**Supplied data**.
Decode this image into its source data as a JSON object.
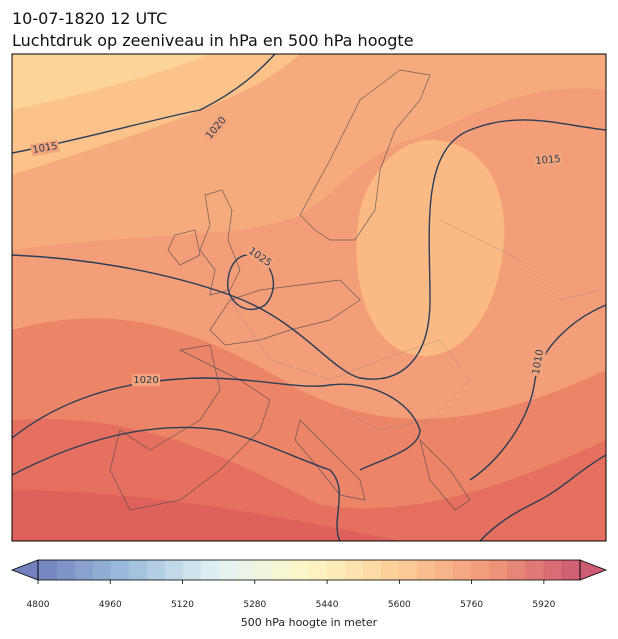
{
  "header": {
    "title": "10-07-1820 12 UTC",
    "subtitle": "Luchtdruk op zeeniveau in hPa en 500 hPa hoogte"
  },
  "isobar_labels": [
    1015,
    1020,
    1025,
    1015,
    1020,
    1010
  ],
  "colorbar": {
    "label": "500 hPa hoogte in meter",
    "lim": [
      4800,
      6000
    ],
    "step": 40,
    "ticks": [
      4800,
      4960,
      5120,
      5280,
      5440,
      5600,
      5760,
      5920
    ],
    "colors": [
      "#5a6cb2",
      "#8db3d5",
      "#dff0f2",
      "#fdf6bc",
      "#fdc486",
      "#ef8763",
      "#c43e5a"
    ]
  }
}
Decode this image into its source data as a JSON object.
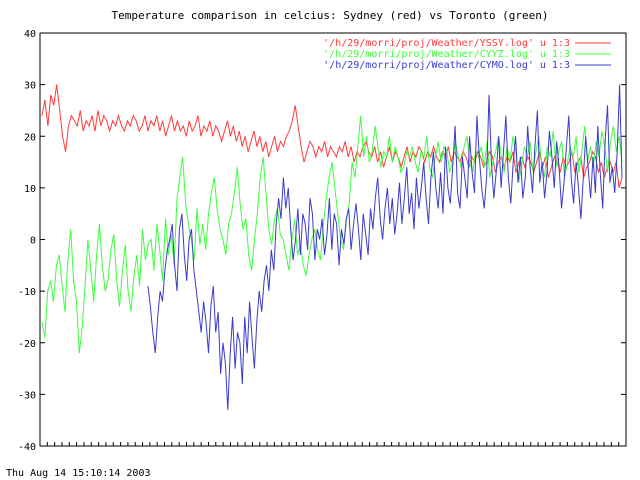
{
  "chart_data": {
    "type": "line",
    "title": "Temperature comparison in celcius: Sydney (red) vs Toronto (green)",
    "xlabel": "",
    "ylabel": "",
    "ylim": [
      -40,
      40
    ],
    "yticks": [
      -40,
      -30,
      -20,
      -10,
      0,
      10,
      20,
      30,
      40
    ],
    "grid": false,
    "legend_position": "top-right",
    "x_tick_labels_note": "dense overlapping tick labels along bottom axis",
    "series": [
      {
        "name": "'/h/29/morri/proj/Weather/YSSY.log' u 1:3",
        "color": "#ff3b3b",
        "values": [
          24,
          27,
          22,
          28,
          26,
          30,
          25,
          20,
          17,
          22,
          24,
          23,
          22,
          25,
          21,
          23,
          22,
          24,
          21,
          25,
          22,
          24,
          23,
          21,
          23,
          22,
          24,
          22,
          21,
          23,
          22,
          24,
          23,
          21,
          22,
          24,
          21,
          23,
          22,
          24,
          21,
          23,
          20,
          22,
          24,
          21,
          23,
          21,
          22,
          20,
          23,
          21,
          22,
          24,
          20,
          22,
          21,
          23,
          20,
          22,
          21,
          19,
          21,
          23,
          20,
          22,
          19,
          21,
          18,
          20,
          17,
          19,
          21,
          18,
          20,
          17,
          19,
          16,
          18,
          20,
          17,
          19,
          18,
          20,
          21,
          23,
          26,
          22,
          18,
          15,
          17,
          19,
          18,
          16,
          18,
          17,
          19,
          16,
          18,
          17,
          16,
          18,
          17,
          19,
          16,
          18,
          15,
          17,
          16,
          18,
          19,
          17,
          16,
          18,
          15,
          17,
          14,
          16,
          18,
          15,
          17,
          16,
          14,
          16,
          18,
          15,
          17,
          16,
          18,
          17,
          15,
          17,
          16,
          18,
          16,
          15,
          17,
          16,
          18,
          15,
          17,
          16,
          15,
          17,
          16,
          14,
          16,
          15,
          17,
          16,
          14,
          15,
          17,
          16,
          13,
          15,
          16,
          14,
          16,
          15,
          17,
          13,
          15,
          16,
          14,
          16,
          15,
          13,
          15,
          17,
          14,
          16,
          12,
          14,
          16,
          15,
          13,
          16,
          14,
          15,
          17,
          13,
          15,
          16,
          12,
          14,
          15,
          17,
          16,
          13,
          15,
          12,
          14,
          15,
          13,
          15,
          10,
          12
        ]
      },
      {
        "name": "'/h/29/morri/proj/Weather/CYYZ.log' u 1:3",
        "color": "#3bff3b",
        "values": [
          -16,
          -19,
          -10,
          -8,
          -12,
          -5,
          -3,
          -9,
          -14,
          -4,
          2,
          -8,
          -12,
          -22,
          -17,
          -9,
          0,
          -6,
          -12,
          -3,
          3,
          -5,
          -10,
          -8,
          -2,
          1,
          -8,
          -13,
          -6,
          -1,
          -10,
          -14,
          -7,
          -3,
          -9,
          2,
          -4,
          -1,
          0,
          -6,
          3,
          -2,
          -8,
          4,
          -3,
          1,
          -5,
          8,
          12,
          16,
          7,
          3,
          0,
          -4,
          6,
          -1,
          3,
          -2,
          5,
          9,
          12,
          6,
          2,
          0,
          -3,
          3,
          5,
          9,
          14,
          7,
          2,
          4,
          -3,
          -6,
          0,
          5,
          12,
          16,
          9,
          2,
          -1,
          4,
          6,
          1,
          0,
          -3,
          -6,
          0,
          4,
          -3,
          -1,
          -5,
          -7,
          -3,
          0,
          2,
          -2,
          -4,
          3,
          8,
          12,
          15,
          10,
          5,
          0,
          -2,
          4,
          7,
          15,
          12,
          18,
          24,
          16,
          20,
          15,
          17,
          22,
          18,
          14,
          17,
          16,
          20,
          15,
          18,
          16,
          13,
          14,
          17,
          16,
          18,
          15,
          13,
          17,
          16,
          20,
          14,
          12,
          16,
          19,
          15,
          18,
          17,
          13,
          15,
          19,
          16,
          14,
          18,
          20,
          15,
          13,
          17,
          16,
          18,
          14,
          19,
          12,
          15,
          17,
          20,
          16,
          13,
          18,
          15,
          20,
          17,
          11,
          14,
          18,
          16,
          19,
          13,
          17,
          20,
          15,
          12,
          18,
          16,
          21,
          14,
          17,
          19,
          12,
          15,
          18,
          16,
          20,
          13,
          17,
          22,
          15,
          18,
          14,
          19,
          16,
          21,
          18,
          13,
          19,
          22,
          17,
          20,
          15
        ]
      },
      {
        "name": "'/h/29/morri/proj/Weather/CYMO.log' u 1:3",
        "color": "#3b3bcc",
        "values": [
          -9,
          -13,
          -18,
          -22,
          -15,
          -10,
          -12,
          -6,
          -2,
          0,
          3,
          -5,
          -10,
          2,
          5,
          -3,
          -8,
          0,
          2,
          -6,
          -10,
          -14,
          -18,
          -12,
          -16,
          -22,
          -13,
          -9,
          -18,
          -14,
          -26,
          -20,
          -24,
          -33,
          -22,
          -15,
          -25,
          -18,
          -20,
          -28,
          -15,
          -22,
          -12,
          -19,
          -25,
          -16,
          -10,
          -14,
          -8,
          -5,
          -10,
          -2,
          -6,
          3,
          8,
          4,
          12,
          6,
          10,
          2,
          -4,
          0,
          6,
          -3,
          5,
          3,
          -2,
          8,
          5,
          -4,
          2,
          0,
          4,
          -3,
          1,
          8,
          -2,
          5,
          3,
          -5,
          2,
          -1,
          4,
          6,
          -2,
          3,
          7,
          2,
          -4,
          5,
          1,
          -3,
          6,
          2,
          8,
          12,
          4,
          0,
          6,
          10,
          3,
          8,
          1,
          5,
          11,
          3,
          8,
          14,
          5,
          9,
          2,
          12,
          6,
          10,
          15,
          8,
          3,
          12,
          17,
          10,
          6,
          13,
          5,
          18,
          10,
          7,
          14,
          22,
          9,
          6,
          16,
          12,
          8,
          20,
          13,
          9,
          24,
          16,
          10,
          6,
          12,
          28,
          15,
          8,
          13,
          20,
          10,
          17,
          24,
          12,
          7,
          15,
          20,
          11,
          16,
          8,
          12,
          22,
          14,
          9,
          18,
          25,
          11,
          15,
          8,
          13,
          21,
          16,
          10,
          19,
          14,
          6,
          11,
          18,
          24,
          12,
          7,
          15,
          10,
          4,
          12,
          20,
          14,
          8,
          16,
          9,
          22,
          13,
          6,
          19,
          26,
          11,
          14,
          9,
          17,
          30,
          12
        ]
      }
    ]
  },
  "footer": {
    "timestamp": "Thu Aug 14 15:10:14 2003"
  }
}
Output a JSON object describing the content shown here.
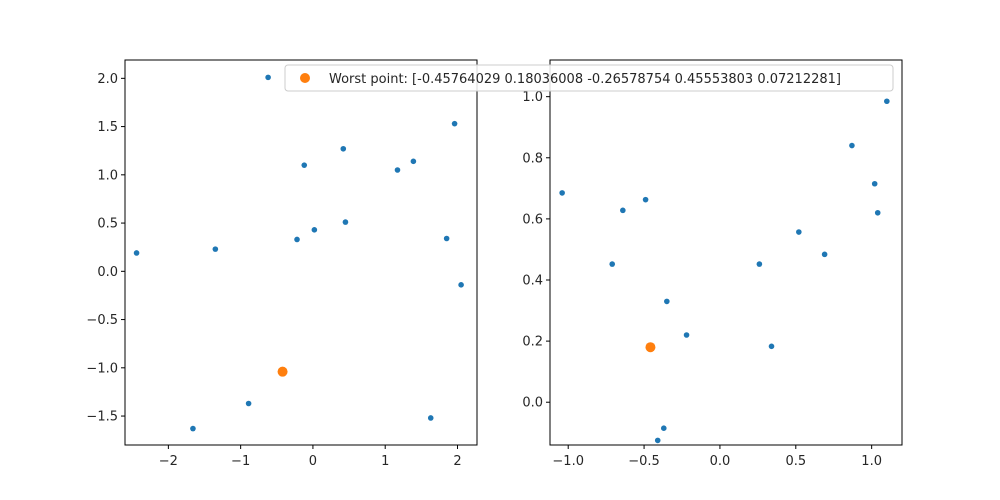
{
  "colors": {
    "points": "#1f77b4",
    "worst": "#ff7f0e",
    "axis": "#000000",
    "background": "#ffffff"
  },
  "legend": {
    "label": "Worst point: [-0.45764029  0.18036008 -0.26578754  0.45553803  0.07212281]",
    "placement": "upper-right"
  },
  "chart_data": [
    {
      "type": "scatter",
      "title": "",
      "xlabel": "",
      "ylabel": "",
      "xlim": [
        -2.6,
        2.27
      ],
      "ylim": [
        -1.8,
        2.19
      ],
      "xticks": [
        -2,
        -1,
        0,
        1,
        2
      ],
      "yticks": [
        -1.5,
        -1.0,
        -0.5,
        0.0,
        0.5,
        1.0,
        1.5,
        2.0
      ],
      "xtick_labels": [
        "−2",
        "−1",
        "0",
        "1",
        "2"
      ],
      "ytick_labels": [
        "−1.5",
        "−1.0",
        "−0.5",
        "0.0",
        "0.5",
        "1.0",
        "1.5",
        "2.0"
      ],
      "grid": false,
      "points": {
        "x": [
          -2.44,
          -1.35,
          -0.62,
          -0.12,
          0.42,
          1.17,
          1.39,
          1.96,
          -0.22,
          0.02,
          0.45,
          1.85,
          2.05,
          -1.66,
          -0.89,
          1.63
        ],
        "y": [
          0.19,
          0.23,
          2.01,
          1.1,
          1.27,
          1.05,
          1.14,
          1.53,
          0.33,
          0.43,
          0.51,
          0.34,
          -0.14,
          -1.63,
          -1.37,
          -1.52
        ]
      },
      "worst": {
        "x": -0.42,
        "y": -1.04
      }
    },
    {
      "type": "scatter",
      "title": "",
      "xlabel": "",
      "ylabel": "",
      "xlim": [
        -1.12,
        1.2
      ],
      "ylim": [
        -0.14,
        1.12
      ],
      "xticks": [
        -1.0,
        -0.5,
        0.0,
        0.5,
        1.0
      ],
      "yticks": [
        0.0,
        0.2,
        0.4,
        0.6,
        0.8,
        1.0
      ],
      "xtick_labels": [
        "−1.0",
        "−0.5",
        "0.0",
        "0.5",
        "1.0"
      ],
      "ytick_labels": [
        "0.0",
        "0.2",
        "0.4",
        "0.6",
        "0.8",
        "1.0"
      ],
      "grid": false,
      "points": {
        "x": [
          -1.04,
          -0.64,
          -0.49,
          -0.71,
          -0.35,
          -0.22,
          -0.37,
          -0.41,
          0.26,
          0.34,
          0.52,
          0.69,
          0.87,
          1.02,
          1.04,
          1.1
        ],
        "y": [
          0.685,
          0.628,
          0.663,
          0.452,
          0.33,
          0.22,
          -0.085,
          -0.125,
          0.452,
          0.183,
          0.557,
          0.484,
          0.84,
          0.715,
          0.62,
          0.985
        ]
      },
      "worst": {
        "x": -0.458,
        "y": 0.18
      }
    }
  ]
}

**Stated task**.
Pick out every line above that contains the word "axis" and copy it.

**Expected answer**.
    "x_tick_labels_note": "dense overlapping tick labels along bottom axis",
    "axis": "#000000",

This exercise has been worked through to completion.